● **Exercise requirements**
Copy out all the records exactly.

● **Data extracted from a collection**
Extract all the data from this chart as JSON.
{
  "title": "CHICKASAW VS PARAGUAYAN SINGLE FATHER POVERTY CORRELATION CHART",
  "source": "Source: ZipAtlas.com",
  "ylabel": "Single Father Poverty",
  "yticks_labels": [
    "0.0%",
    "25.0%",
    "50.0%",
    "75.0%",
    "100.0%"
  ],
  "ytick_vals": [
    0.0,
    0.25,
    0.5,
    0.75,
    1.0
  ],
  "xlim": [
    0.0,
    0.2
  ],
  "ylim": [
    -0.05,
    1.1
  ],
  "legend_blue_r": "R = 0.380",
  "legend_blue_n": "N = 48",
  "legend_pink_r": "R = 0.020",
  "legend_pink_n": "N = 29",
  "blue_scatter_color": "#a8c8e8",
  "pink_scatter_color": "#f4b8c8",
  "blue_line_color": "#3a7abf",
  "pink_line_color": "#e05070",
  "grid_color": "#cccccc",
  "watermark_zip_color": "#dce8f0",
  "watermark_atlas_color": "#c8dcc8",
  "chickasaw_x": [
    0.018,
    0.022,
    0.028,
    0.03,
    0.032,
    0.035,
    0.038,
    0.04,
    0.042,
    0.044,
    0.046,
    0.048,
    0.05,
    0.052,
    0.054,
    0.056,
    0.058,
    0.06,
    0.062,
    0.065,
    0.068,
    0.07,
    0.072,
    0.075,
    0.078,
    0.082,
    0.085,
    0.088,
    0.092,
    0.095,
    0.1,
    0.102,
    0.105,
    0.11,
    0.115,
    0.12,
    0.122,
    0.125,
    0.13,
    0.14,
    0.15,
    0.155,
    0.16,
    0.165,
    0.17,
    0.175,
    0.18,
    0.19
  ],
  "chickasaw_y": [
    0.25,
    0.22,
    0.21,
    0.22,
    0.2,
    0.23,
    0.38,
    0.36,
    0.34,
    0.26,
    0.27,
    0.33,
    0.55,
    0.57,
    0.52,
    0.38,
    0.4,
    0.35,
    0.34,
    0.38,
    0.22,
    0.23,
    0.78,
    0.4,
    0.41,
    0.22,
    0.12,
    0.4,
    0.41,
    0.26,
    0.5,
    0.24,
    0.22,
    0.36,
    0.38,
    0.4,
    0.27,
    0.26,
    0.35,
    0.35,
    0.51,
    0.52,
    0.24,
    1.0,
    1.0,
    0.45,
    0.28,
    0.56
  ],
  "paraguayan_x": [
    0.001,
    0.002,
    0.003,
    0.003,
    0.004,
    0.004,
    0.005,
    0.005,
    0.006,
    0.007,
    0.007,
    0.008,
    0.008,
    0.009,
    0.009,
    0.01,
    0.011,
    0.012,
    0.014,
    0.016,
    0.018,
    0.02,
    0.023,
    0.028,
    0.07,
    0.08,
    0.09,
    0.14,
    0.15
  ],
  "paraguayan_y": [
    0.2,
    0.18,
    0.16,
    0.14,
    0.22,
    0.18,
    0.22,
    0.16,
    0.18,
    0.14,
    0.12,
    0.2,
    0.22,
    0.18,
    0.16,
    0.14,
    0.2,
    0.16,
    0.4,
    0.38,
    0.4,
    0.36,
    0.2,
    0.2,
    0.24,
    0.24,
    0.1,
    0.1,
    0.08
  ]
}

● **Task result**
Extract all the data from this chart as JSON.
{
  "title": "CHICKASAW VS PARAGUAYAN SINGLE FATHER POVERTY CORRELATION CHART",
  "source": "Source: ZipAtlas.com",
  "ylabel": "Single Father Poverty",
  "yticks_labels": [
    "0.0%",
    "25.0%",
    "50.0%",
    "75.0%",
    "100.0%"
  ],
  "ytick_vals": [
    0.0,
    0.25,
    0.5,
    0.75,
    1.0
  ],
  "xlim": [
    0.0,
    0.2
  ],
  "ylim": [
    -0.05,
    1.1
  ],
  "legend_blue_r": "R = 0.380",
  "legend_blue_n": "N = 48",
  "legend_pink_r": "R = 0.020",
  "legend_pink_n": "N = 29",
  "blue_scatter_color": "#a8c8e8",
  "pink_scatter_color": "#f4b8c8",
  "blue_line_color": "#3a7abf",
  "pink_line_color": "#e05070",
  "grid_color": "#cccccc",
  "watermark_zip_color": "#dce8f0",
  "watermark_atlas_color": "#c8dcc8",
  "chickasaw_x": [
    0.018,
    0.022,
    0.028,
    0.03,
    0.032,
    0.035,
    0.038,
    0.04,
    0.042,
    0.044,
    0.046,
    0.048,
    0.05,
    0.052,
    0.054,
    0.056,
    0.058,
    0.06,
    0.062,
    0.065,
    0.068,
    0.07,
    0.072,
    0.075,
    0.078,
    0.082,
    0.085,
    0.088,
    0.092,
    0.095,
    0.1,
    0.102,
    0.105,
    0.11,
    0.115,
    0.12,
    0.122,
    0.125,
    0.13,
    0.14,
    0.15,
    0.155,
    0.16,
    0.165,
    0.17,
    0.175,
    0.18,
    0.19
  ],
  "chickasaw_y": [
    0.25,
    0.22,
    0.21,
    0.22,
    0.2,
    0.23,
    0.38,
    0.36,
    0.34,
    0.26,
    0.27,
    0.33,
    0.55,
    0.57,
    0.52,
    0.38,
    0.4,
    0.35,
    0.34,
    0.38,
    0.22,
    0.23,
    0.78,
    0.4,
    0.41,
    0.22,
    0.12,
    0.4,
    0.41,
    0.26,
    0.5,
    0.24,
    0.22,
    0.36,
    0.38,
    0.4,
    0.27,
    0.26,
    0.35,
    0.35,
    0.51,
    0.52,
    0.24,
    1.0,
    1.0,
    0.45,
    0.28,
    0.56
  ],
  "paraguayan_x": [
    0.001,
    0.002,
    0.003,
    0.003,
    0.004,
    0.004,
    0.005,
    0.005,
    0.006,
    0.007,
    0.007,
    0.008,
    0.008,
    0.009,
    0.009,
    0.01,
    0.011,
    0.012,
    0.014,
    0.016,
    0.018,
    0.02,
    0.023,
    0.028,
    0.07,
    0.08,
    0.09,
    0.14,
    0.15
  ],
  "paraguayan_y": [
    0.2,
    0.18,
    0.16,
    0.14,
    0.22,
    0.18,
    0.22,
    0.16,
    0.18,
    0.14,
    0.12,
    0.2,
    0.22,
    0.18,
    0.16,
    0.14,
    0.2,
    0.16,
    0.4,
    0.38,
    0.4,
    0.36,
    0.2,
    0.2,
    0.24,
    0.24,
    0.1,
    0.1,
    0.08
  ]
}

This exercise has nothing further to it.